DESCRIPTION OF THE TASK: Repeat the material below exactly, with no pictures.

[start RECORDED INFORMATION]

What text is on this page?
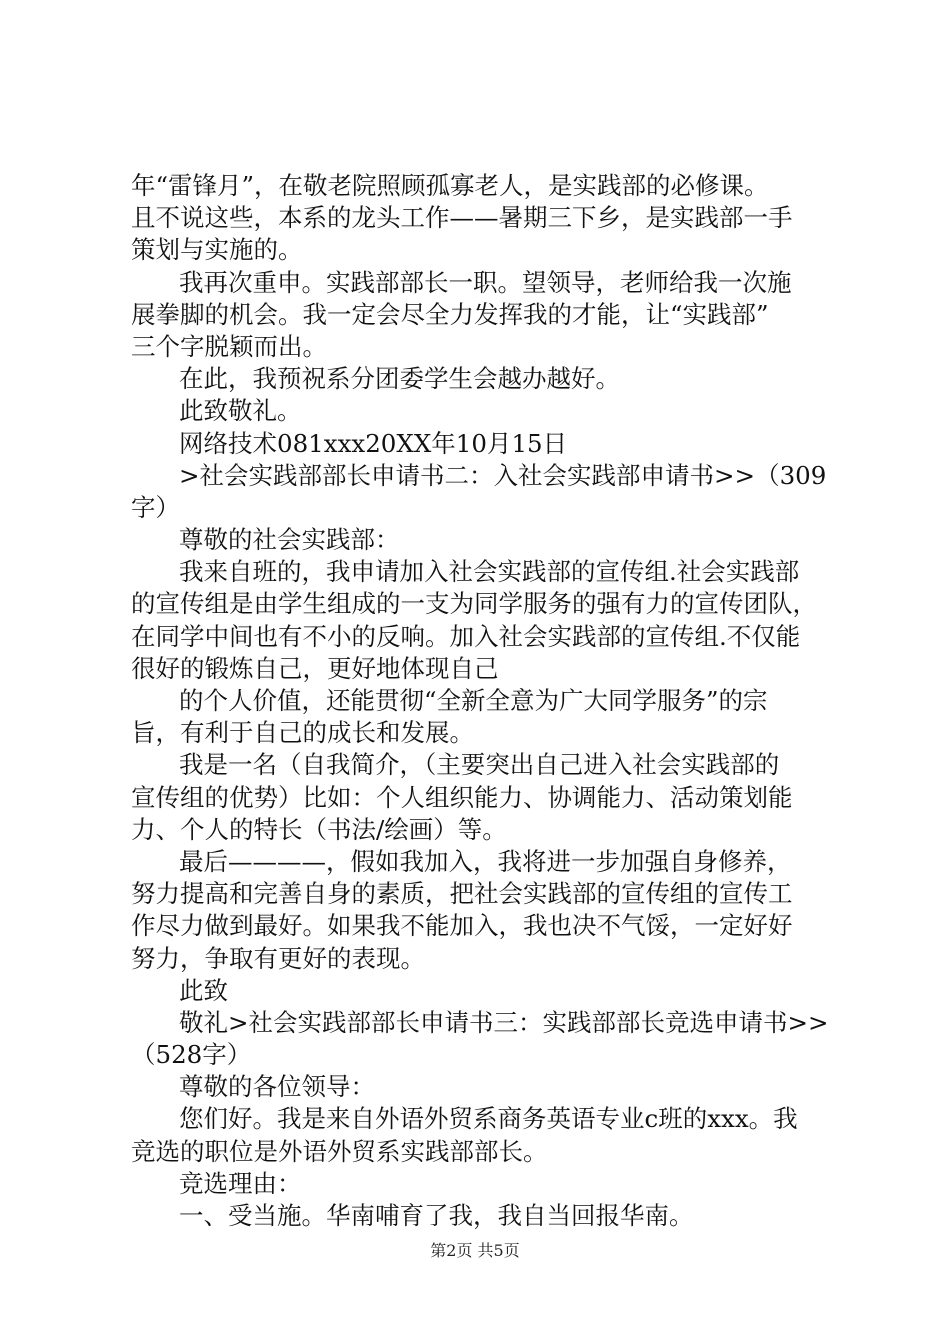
年“雷锋月”，在敬老院照顾孤寡老人，是实践部的必修课。
且不说这些，本系的龙头工作——暑期三下乡，是实践部一手
策划与实施的。
我再次重申。实践部部长一职。望领导，老师给我一次施
展拳脚的机会。我一定会尽全力发挥我的才能，让“实践部”
三个字脱颖而出。
在此，我预祝系分团委学生会越办越好。
此致敬礼。
网络技术081xxx20XX年10月15日
>社会实践部部长申请书二：入社会实践部申请书>>（309
字）
尊敬的社会实践部：
我来自班的，我申请加入社会实践部的宣传组.社会实践部
的宣传组是由学生组成的一支为同学服务的强有力的宣传团队，
在同学中间也有不小的反响。加入社会实践部的宣传组.不仅能
很好的锻炼自己，更好地体现自己
的个人价值，还能贯彻“全新全意为广大同学服务”的宗
旨，有利于自己的成长和发展。
我是一名（自我简介，（主要突出自己进入社会实践部的
宣传组的优势）比如：个人组织能力、协调能力、活动策划能
力、个人的特长（书法/绘画）等。
最后————，假如我加入，我将进一步加强自身修养，
努力提高和完善自身的素质，把社会实践部的宣传组的宣传工
作尽力做到最好。如果我不能加入，我也决不气馁，一定好好
努力，争取有更好的表现。
此致
敬礼>社会实践部部长申请书三：实践部部长竞选申请书>>
（528字）
尊敬的各位领导：
您们好。我是来自外语外贸系商务英语专业c班的xxx。我
竞选的职位是外语外贸系实践部部长。
竞选理由：
一、受当施。华南哺育了我，我自当回报华南。
第2页 共5页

[end RECORDED INFORMATION]

TASK SOLUTION:
What text is on this page?
年“雷锋月”，在敬老院照顾孤寡老人，是实践部的必修课。
且不说这些，本系的龙头工作——暑期三下乡，是实践部一手
策划与实施的。
我再次重申。实践部部长一职。望领导，老师给我一次施
展拳脚的机会。我一定会尽全力发挥我的才能，让“实践部”
三个字脱颖而出。
在此，我预祝系分团委学生会越办越好。
此致敬礼。
网络技术081xxx20XX年10月15日
>社会实践部部长申请书二：入社会实践部申请书>>（309
字）
尊敬的社会实践部：
我来自班的，我申请加入社会实践部的宣传组.社会实践部
的宣传组是由学生组成的一支为同学服务的强有力的宣传团队，
在同学中间也有不小的反响。加入社会实践部的宣传组.不仅能
很好的锻炼自己，更好地体现自己
的个人价值，还能贯彻“全新全意为广大同学服务”的宗
旨，有利于自己的成长和发展。
我是一名（自我简介，（主要突出自己进入社会实践部的
宣传组的优势）比如：个人组织能力、协调能力、活动策划能
力、个人的特长（书法/绘画）等。
最后————，假如我加入，我将进一步加强自身修养，
努力提高和完善自身的素质，把社会实践部的宣传组的宣传工
作尽力做到最好。如果我不能加入，我也决不气馁，一定好好
努力，争取有更好的表现。
此致
敬礼>社会实践部部长申请书三：实践部部长竞选申请书>>
（528字）
尊敬的各位领导：
您们好。我是来自外语外贸系商务英语专业c班的xxx。我
竞选的职位是外语外贸系实践部部长。
竞选理由：
一、受当施。华南哺育了我，我自当回报华南。
第2页 共5页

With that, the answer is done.